Task brief: Spot each line that carries the word "JSON"; copy those lines.
+ + + +
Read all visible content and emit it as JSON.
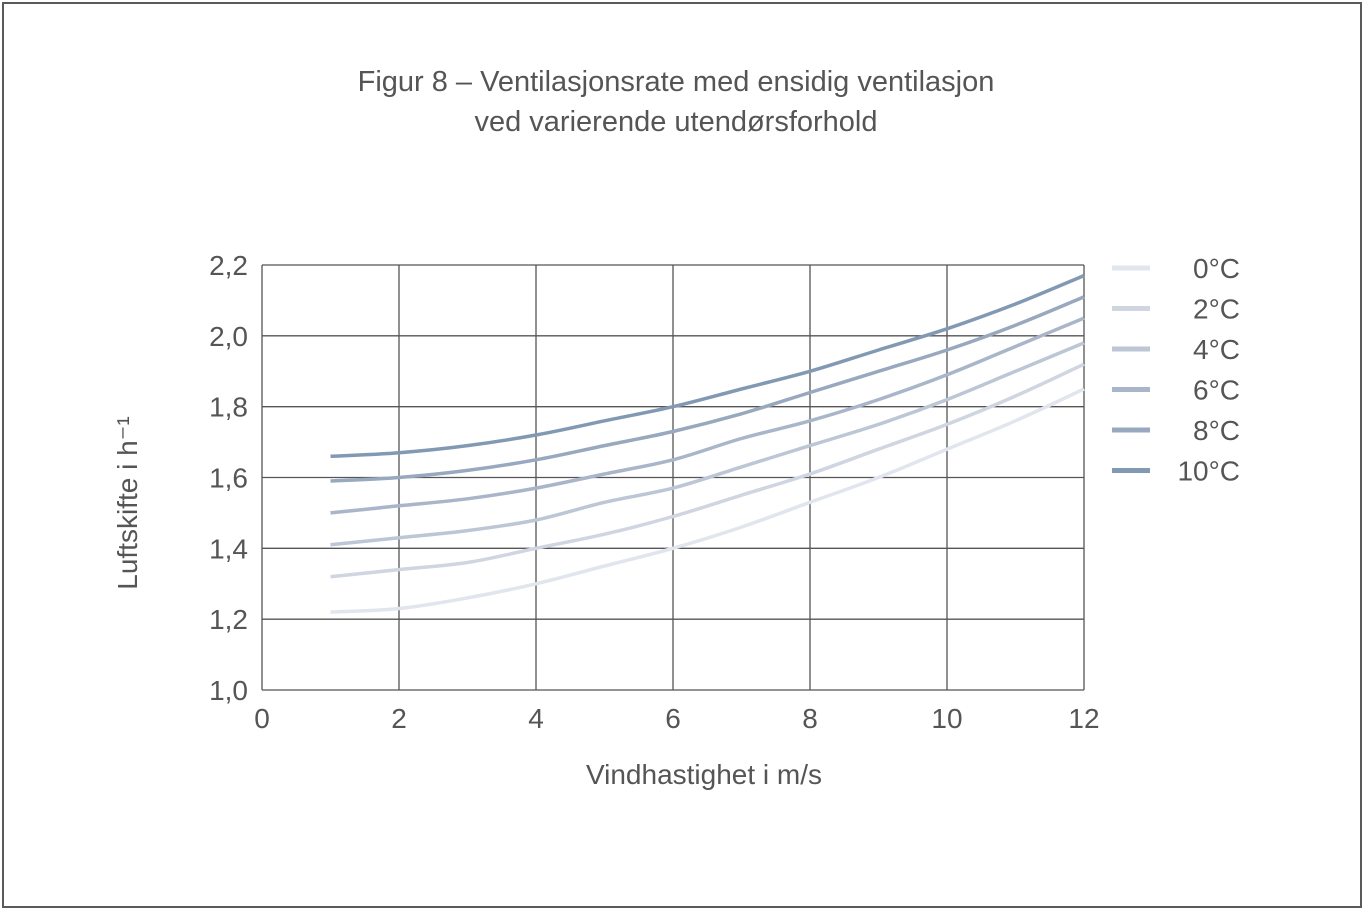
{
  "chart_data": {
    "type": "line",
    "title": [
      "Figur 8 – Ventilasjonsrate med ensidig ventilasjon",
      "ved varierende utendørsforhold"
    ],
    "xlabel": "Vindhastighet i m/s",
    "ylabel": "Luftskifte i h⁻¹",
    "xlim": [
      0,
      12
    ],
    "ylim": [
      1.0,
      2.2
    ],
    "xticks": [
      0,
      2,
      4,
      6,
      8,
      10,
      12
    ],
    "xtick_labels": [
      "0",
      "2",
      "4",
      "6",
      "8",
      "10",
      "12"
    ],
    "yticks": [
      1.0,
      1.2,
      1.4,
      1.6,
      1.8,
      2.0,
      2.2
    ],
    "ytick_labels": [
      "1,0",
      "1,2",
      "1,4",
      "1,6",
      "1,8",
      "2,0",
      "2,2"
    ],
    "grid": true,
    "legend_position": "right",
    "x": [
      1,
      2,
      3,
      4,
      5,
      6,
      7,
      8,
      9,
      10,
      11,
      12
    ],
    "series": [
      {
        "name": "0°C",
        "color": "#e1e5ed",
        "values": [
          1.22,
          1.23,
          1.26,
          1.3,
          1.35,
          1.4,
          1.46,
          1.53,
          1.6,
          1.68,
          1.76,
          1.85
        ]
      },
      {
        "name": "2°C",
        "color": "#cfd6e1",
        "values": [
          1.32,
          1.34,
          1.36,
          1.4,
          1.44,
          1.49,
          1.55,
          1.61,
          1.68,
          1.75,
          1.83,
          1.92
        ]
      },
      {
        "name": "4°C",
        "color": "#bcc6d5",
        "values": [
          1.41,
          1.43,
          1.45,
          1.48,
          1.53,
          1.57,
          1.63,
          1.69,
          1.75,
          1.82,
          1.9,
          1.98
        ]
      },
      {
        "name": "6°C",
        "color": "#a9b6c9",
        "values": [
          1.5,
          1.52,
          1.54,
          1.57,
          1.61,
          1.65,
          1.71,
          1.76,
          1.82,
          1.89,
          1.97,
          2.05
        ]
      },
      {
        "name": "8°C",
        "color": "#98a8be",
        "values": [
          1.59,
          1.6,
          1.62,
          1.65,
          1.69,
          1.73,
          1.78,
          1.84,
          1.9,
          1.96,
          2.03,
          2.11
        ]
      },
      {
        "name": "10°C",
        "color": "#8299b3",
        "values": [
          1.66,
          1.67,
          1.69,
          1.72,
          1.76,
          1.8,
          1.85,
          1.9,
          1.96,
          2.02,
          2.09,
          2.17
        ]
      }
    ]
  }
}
+ + + +
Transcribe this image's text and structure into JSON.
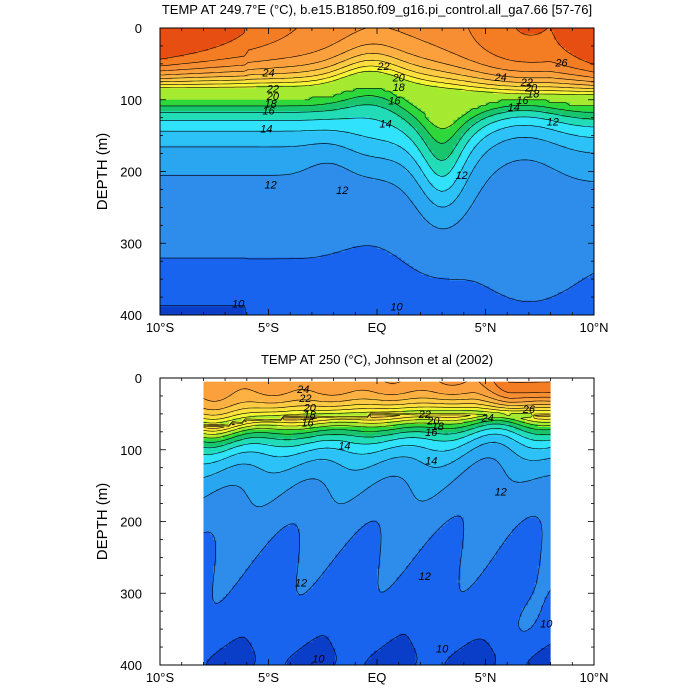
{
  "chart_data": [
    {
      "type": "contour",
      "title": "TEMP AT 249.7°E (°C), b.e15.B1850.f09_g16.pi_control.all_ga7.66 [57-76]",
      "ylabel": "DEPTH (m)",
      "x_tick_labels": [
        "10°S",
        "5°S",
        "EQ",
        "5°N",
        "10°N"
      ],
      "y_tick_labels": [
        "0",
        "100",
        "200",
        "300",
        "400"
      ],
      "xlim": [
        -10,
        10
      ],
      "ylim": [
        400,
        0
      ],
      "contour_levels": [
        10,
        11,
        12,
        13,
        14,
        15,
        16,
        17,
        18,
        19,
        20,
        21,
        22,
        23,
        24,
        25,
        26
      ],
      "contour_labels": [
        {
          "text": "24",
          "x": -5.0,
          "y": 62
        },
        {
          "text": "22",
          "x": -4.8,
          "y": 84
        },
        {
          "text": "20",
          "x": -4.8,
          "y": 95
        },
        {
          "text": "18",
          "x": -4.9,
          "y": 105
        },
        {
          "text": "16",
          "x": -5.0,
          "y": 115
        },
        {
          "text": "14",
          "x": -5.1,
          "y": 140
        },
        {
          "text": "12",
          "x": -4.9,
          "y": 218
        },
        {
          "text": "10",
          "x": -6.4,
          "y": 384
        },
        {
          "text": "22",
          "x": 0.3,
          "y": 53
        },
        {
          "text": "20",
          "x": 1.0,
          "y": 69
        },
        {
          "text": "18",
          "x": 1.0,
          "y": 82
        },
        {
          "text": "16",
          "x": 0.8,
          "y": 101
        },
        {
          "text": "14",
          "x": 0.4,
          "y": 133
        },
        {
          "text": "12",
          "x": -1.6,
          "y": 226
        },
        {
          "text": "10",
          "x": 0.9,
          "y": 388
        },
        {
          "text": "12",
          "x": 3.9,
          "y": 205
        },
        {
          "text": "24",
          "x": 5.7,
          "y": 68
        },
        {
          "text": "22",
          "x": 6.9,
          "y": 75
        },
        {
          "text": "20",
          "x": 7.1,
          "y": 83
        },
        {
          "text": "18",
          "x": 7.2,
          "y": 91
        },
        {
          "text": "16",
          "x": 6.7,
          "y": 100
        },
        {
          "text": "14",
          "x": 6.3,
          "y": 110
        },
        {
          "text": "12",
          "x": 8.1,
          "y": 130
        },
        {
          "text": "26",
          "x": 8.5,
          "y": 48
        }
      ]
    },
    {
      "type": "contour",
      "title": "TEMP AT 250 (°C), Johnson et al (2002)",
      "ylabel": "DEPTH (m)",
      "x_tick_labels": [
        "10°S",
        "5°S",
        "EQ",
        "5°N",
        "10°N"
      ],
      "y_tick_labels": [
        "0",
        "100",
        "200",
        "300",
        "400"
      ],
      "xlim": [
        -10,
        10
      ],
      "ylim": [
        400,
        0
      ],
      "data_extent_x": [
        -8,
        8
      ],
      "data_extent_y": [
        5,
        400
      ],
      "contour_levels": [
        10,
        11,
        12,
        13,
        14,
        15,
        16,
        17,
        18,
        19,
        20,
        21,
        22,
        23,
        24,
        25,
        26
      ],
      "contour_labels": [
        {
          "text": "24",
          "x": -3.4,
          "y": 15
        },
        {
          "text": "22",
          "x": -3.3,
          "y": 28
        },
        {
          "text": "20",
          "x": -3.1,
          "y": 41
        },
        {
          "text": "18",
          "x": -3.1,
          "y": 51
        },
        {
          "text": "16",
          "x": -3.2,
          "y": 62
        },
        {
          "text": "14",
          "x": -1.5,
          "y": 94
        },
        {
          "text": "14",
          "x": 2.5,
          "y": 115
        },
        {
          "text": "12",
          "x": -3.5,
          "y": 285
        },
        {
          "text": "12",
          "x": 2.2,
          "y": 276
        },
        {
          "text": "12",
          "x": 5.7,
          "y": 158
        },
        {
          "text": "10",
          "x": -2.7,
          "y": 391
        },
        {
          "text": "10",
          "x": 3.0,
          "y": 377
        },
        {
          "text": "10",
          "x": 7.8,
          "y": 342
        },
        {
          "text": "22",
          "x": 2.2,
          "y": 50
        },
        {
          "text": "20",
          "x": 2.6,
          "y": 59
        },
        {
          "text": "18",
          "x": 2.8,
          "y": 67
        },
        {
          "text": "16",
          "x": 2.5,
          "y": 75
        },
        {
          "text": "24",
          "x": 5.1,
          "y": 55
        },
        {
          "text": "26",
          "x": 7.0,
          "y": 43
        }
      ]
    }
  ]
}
+ + + +
The solution:
Read all visible content and emit it as JSON.
Transcribe this image's text and structure into JSON.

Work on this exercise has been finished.